[BEGIN THE RECORDS]
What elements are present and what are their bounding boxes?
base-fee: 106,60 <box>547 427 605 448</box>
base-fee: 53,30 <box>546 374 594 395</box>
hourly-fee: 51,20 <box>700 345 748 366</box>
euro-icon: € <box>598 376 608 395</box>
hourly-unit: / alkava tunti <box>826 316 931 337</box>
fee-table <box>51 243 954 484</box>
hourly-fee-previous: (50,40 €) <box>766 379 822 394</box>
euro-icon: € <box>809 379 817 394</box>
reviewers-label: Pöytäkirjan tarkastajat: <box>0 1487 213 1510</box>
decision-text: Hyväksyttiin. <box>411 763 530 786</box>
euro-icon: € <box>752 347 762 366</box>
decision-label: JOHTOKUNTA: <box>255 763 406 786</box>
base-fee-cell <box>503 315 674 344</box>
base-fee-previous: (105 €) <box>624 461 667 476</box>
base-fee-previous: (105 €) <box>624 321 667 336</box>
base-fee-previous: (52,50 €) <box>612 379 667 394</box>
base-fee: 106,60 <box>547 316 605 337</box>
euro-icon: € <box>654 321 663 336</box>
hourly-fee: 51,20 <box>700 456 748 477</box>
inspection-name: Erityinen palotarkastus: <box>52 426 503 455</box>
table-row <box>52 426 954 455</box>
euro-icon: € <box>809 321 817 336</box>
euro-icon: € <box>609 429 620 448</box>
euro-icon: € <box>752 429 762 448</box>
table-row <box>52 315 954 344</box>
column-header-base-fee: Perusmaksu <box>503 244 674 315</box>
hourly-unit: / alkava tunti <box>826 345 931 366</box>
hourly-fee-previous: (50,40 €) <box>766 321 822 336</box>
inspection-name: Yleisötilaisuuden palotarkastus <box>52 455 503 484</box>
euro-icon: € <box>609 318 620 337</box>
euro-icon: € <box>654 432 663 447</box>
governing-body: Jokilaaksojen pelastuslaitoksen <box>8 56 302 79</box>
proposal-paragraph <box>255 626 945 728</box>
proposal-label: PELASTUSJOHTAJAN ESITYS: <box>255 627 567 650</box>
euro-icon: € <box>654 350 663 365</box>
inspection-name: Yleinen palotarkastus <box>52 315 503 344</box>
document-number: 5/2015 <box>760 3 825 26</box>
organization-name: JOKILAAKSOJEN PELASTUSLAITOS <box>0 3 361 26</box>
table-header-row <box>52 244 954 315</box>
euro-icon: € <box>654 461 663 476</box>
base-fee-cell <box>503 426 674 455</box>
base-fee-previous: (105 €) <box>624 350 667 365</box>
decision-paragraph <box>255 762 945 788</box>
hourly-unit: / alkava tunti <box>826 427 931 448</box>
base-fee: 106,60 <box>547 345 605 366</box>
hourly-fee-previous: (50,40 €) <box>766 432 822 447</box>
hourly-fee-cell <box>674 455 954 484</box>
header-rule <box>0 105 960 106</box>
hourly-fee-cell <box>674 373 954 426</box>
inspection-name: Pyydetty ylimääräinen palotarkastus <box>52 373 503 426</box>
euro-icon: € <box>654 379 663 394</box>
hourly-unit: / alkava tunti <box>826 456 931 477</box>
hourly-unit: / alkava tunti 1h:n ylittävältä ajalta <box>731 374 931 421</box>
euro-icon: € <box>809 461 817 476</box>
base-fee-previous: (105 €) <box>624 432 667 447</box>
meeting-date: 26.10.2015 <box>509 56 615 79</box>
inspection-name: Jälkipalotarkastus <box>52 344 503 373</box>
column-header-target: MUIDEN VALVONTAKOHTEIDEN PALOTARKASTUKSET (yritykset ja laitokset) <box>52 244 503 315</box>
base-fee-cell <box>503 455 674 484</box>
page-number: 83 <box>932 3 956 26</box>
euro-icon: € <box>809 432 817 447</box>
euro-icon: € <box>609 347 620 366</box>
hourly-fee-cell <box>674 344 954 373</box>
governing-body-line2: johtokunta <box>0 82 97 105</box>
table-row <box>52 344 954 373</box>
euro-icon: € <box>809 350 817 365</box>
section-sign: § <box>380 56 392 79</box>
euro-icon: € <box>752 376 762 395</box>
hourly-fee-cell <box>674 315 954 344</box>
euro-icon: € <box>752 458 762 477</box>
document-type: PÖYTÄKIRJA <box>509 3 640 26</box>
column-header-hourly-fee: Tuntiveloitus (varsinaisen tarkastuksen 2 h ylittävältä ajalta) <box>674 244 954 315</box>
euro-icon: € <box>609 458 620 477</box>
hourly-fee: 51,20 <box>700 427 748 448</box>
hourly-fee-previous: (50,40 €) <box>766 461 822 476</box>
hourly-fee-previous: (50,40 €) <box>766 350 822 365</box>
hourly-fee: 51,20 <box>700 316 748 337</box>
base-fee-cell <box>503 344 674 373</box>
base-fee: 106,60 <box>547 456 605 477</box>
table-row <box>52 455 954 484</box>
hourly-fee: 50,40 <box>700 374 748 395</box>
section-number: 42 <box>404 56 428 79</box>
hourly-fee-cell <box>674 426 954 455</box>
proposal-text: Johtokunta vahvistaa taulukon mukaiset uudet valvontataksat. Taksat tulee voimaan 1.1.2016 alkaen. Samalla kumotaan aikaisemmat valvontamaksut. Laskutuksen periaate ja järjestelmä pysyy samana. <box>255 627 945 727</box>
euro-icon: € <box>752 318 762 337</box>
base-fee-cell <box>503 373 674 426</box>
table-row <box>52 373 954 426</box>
[END THE RECORDS]
PROBLEM DETAILS
Rewrite everything from the start of the material down to and including the line containing "euro-icon: € <box>752 429 762 448</box>", changing "euro-icon" to "currency-icon" and leaving everything else unchanged.

COMPLETE OUTPUT
What elements are present and what are their bounding boxes?
base-fee: 106,60 <box>547 427 605 448</box>
base-fee: 53,30 <box>546 374 594 395</box>
hourly-fee: 51,20 <box>700 345 748 366</box>
currency-icon: € <box>598 376 608 395</box>
hourly-unit: / alkava tunti <box>826 316 931 337</box>
fee-table <box>51 243 954 484</box>
hourly-fee-previous: (50,40 €) <box>766 379 822 394</box>
currency-icon: € <box>809 379 817 394</box>
reviewers-label: Pöytäkirjan tarkastajat: <box>0 1487 213 1510</box>
decision-text: Hyväksyttiin. <box>411 763 530 786</box>
currency-icon: € <box>752 347 762 366</box>
decision-label: JOHTOKUNTA: <box>255 763 406 786</box>
base-fee-cell <box>503 315 674 344</box>
base-fee-previous: (105 €) <box>624 461 667 476</box>
base-fee-previous: (105 €) <box>624 321 667 336</box>
base-fee-previous: (52,50 €) <box>612 379 667 394</box>
base-fee: 106,60 <box>547 316 605 337</box>
currency-icon: € <box>654 321 663 336</box>
hourly-fee: 51,20 <box>700 456 748 477</box>
inspection-name: Erityinen palotarkastus: <box>52 426 503 455</box>
table-row <box>52 426 954 455</box>
currency-icon: € <box>809 321 817 336</box>
currency-icon: € <box>609 429 620 448</box>
currency-icon: € <box>752 429 762 448</box>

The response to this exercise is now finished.